■ Tugas
a - Menurut kutipan tentang etika iklan, apa yang dirongrong oleh iklan dengan persuasi non-rasional?
b - Tuliskan dengan tepat bagian kutipan tentang etika iklan dari "Iklan yang menggunakan" sampai "terbukti kebenaranya.".
c - Bagaimana kalimat "Kedua, karena iklan semacam ini merongrong kebebasan memilih pada konsumen." dari kutipan tentang etika iklan diterjemahkan ke dalam bahasa Inggris?

■ Kutipan Halaman
★ ★ ★ ★ ★ ★ ★

Iklan yang menggunakan cara persuasi
dianggap tidak etis kalau persuasi itu bersifat non-rasional. Pertama, karena
iklan semacam itu tidak mengatakan mengenai apa yang sebenarnya, melainkan
memanipulasi aspek psikologis manusia melalui penampilan iklan yang menggiurkan
dan penuh bujuk rayu. Kedua, karena iklan semacam ini merongrong kebebasan
memilih pada konsumen. Konsumen dipaksa dan didorong secara halus untuk
mengikuti kemauan pengiklan , bukan atas dasar pertimbangan yang rasional dan
terbukti kebenaranya.

★ ★ ★ ★ ★ ★ ★

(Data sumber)
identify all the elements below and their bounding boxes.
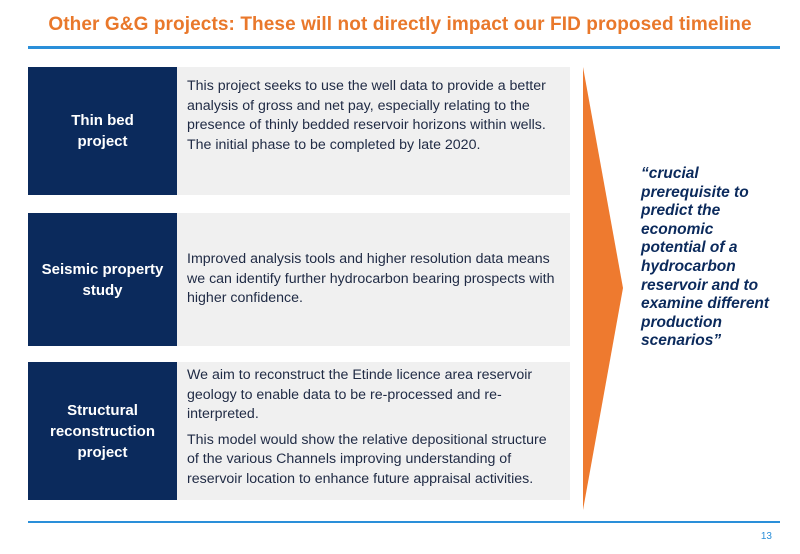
seismic-label-text: Seismic property study xyxy=(41,260,164,299)
structural-label: Structural reconstruction project xyxy=(28,362,177,500)
top-divider xyxy=(28,46,780,49)
structural-text-1: We aim to reconstruct the Etinde licence… xyxy=(187,367,533,422)
quote-text: “crucial prerequisite to predict the eco… xyxy=(641,165,770,350)
seismic-label: Seismic property study xyxy=(28,213,177,346)
bottom-divider xyxy=(28,521,780,523)
chevron-arrow-icon xyxy=(583,67,623,510)
thin-bed-label-text: Thin bed project xyxy=(71,112,134,150)
slide-title: Other G&G projects: These will not direc… xyxy=(48,14,752,35)
structural-label-text: Structural reconstruction project xyxy=(49,401,155,461)
structural-text-2: This model would show the relative depos… xyxy=(187,431,547,487)
seismic-text: Improved analysis tools and higher resol… xyxy=(187,251,555,307)
thin-bed-text: This project seeks to use the well data … xyxy=(187,78,546,153)
structural-description: We aim to reconstruct the Etinde licence… xyxy=(177,362,570,500)
seismic-description: Improved analysis tools and higher resol… xyxy=(177,213,570,346)
thin-bed-description: This project seeks to use the well data … xyxy=(177,67,570,195)
thin-bed-label: Thin bed project xyxy=(28,67,177,195)
page-number: 13 xyxy=(760,531,772,542)
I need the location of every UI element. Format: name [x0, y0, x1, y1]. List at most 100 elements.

★ ★ ★ ★ ★ ★ ★

■ Jawaban
a - Kebebasan memilih pada konsumen.

b -
Iklan yang menggunakan cara persuasi
dianggap tidak etis kalau persuasi itu bersifat non-rasional. Pertama, karena
iklan semacam itu tidak mengatakan mengenai apa yang sebenarnya, melainkan
memanipulasi aspek psikologis manusia melalui penampilan iklan yang menggiurkan
dan penuh bujuk rayu. Kedua, karena iklan semacam ini merongrong kebebasan
memilih pada konsumen. Konsumen dipaksa dan didorong secara halus untuk
mengikuti kemauan pengiklan , bukan atas dasar pertimbangan yang rasional dan
terbukti kebenaranya.

c - Second, because advertising of this kind undermines consumers' freedom of choice.